Dataset records
########

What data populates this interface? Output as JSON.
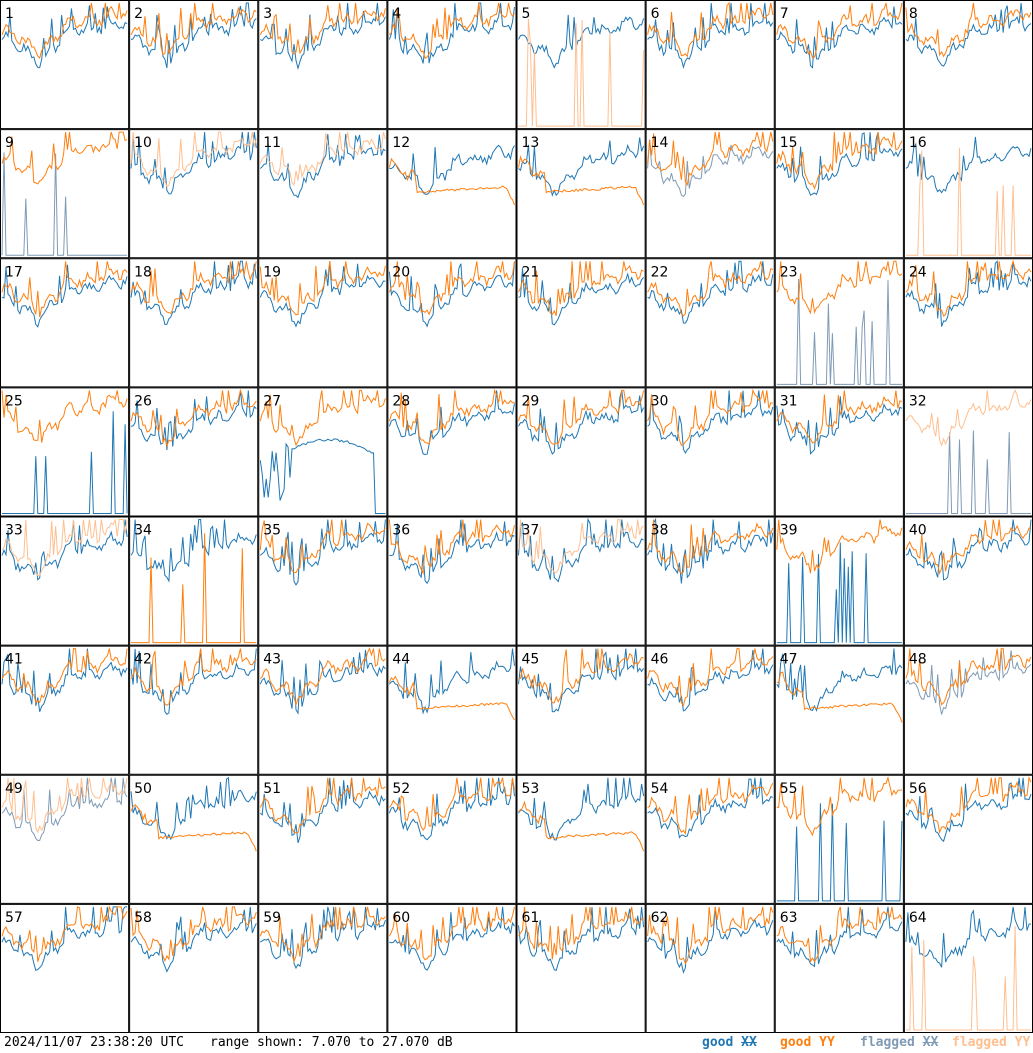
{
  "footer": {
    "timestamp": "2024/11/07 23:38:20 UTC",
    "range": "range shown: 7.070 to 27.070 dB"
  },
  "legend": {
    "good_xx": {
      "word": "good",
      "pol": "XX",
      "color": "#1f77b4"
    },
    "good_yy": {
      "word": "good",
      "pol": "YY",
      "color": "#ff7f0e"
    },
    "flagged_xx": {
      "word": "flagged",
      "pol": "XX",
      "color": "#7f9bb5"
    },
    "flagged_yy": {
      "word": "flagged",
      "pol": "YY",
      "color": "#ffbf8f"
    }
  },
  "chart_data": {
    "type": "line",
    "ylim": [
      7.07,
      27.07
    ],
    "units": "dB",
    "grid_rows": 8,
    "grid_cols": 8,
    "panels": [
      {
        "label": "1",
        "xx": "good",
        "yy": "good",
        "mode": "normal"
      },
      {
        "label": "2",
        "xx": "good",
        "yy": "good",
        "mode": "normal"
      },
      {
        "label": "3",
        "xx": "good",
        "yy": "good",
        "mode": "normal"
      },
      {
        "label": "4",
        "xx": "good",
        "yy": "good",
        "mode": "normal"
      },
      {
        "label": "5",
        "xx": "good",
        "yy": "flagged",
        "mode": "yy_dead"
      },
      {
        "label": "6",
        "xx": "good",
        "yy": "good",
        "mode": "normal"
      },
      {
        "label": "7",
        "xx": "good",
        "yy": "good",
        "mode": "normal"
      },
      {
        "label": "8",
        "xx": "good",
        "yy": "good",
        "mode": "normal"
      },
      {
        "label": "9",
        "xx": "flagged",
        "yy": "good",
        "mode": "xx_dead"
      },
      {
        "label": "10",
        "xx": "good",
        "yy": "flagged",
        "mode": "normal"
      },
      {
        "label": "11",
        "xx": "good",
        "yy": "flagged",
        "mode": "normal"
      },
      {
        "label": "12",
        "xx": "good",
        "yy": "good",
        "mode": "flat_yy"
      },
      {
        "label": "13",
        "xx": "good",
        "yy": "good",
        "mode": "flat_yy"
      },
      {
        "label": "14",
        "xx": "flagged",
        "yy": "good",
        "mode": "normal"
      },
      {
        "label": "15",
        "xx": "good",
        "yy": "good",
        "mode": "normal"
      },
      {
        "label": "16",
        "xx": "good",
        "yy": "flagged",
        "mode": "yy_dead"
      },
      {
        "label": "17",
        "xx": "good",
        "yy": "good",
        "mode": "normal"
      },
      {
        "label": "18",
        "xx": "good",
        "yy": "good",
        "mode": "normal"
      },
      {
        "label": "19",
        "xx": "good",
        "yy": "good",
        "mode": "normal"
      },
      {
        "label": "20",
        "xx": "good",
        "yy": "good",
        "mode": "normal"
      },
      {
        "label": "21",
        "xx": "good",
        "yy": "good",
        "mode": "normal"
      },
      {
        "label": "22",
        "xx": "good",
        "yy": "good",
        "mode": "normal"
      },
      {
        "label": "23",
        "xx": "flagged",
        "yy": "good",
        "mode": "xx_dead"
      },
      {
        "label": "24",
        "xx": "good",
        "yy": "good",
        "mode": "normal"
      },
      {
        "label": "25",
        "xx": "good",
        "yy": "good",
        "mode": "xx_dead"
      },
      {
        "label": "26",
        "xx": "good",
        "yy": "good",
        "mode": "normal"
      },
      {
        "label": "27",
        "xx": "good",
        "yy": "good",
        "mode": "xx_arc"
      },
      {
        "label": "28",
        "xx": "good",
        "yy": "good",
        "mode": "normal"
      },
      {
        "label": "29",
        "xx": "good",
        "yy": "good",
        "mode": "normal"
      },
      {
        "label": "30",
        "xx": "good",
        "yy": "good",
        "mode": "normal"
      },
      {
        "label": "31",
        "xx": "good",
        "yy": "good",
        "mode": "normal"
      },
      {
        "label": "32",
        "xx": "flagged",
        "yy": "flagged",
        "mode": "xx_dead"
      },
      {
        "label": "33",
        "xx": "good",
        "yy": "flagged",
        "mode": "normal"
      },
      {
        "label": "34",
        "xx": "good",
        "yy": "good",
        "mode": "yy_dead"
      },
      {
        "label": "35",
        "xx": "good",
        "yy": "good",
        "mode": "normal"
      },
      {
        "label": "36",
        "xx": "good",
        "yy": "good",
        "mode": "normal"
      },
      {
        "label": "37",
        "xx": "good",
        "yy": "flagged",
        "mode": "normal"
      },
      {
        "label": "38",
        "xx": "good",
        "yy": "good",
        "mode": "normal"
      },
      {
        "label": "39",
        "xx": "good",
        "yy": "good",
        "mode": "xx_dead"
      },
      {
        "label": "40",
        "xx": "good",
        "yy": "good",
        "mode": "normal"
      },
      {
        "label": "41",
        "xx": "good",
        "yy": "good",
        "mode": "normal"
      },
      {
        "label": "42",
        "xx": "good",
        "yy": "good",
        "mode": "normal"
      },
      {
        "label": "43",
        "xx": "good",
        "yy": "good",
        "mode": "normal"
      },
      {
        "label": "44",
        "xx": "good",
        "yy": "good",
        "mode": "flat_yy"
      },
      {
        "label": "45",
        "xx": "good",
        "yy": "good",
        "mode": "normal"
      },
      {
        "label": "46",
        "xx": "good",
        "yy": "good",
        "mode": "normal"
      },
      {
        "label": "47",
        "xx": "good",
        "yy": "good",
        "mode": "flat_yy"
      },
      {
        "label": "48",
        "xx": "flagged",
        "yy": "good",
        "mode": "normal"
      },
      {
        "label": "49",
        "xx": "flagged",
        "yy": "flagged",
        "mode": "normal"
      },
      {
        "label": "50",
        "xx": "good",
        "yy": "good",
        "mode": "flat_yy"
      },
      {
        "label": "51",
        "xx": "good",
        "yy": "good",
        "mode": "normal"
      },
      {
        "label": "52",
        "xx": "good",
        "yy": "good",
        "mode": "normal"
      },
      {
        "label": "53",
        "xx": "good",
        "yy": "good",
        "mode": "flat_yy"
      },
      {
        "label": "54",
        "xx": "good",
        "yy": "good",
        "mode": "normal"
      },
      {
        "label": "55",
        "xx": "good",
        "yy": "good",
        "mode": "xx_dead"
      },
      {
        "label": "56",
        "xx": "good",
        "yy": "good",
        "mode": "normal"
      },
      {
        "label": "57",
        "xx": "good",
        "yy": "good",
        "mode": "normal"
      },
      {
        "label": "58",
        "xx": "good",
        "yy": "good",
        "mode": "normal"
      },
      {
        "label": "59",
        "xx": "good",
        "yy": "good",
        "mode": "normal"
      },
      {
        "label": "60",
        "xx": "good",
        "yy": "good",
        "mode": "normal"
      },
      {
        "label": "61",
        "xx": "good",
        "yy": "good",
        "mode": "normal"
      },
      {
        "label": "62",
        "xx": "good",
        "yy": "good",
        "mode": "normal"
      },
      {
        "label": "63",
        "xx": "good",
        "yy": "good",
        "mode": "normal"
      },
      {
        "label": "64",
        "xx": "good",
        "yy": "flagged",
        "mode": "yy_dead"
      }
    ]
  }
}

########

* **What is asked**:
In the listing above, find each line with the word "color" and copy it.

* **Result**:
      "color": "#1f77b4"
      "color": "#ff7f0e"
      "color": "#7f9bb5"
      "color": "#ffbf8f"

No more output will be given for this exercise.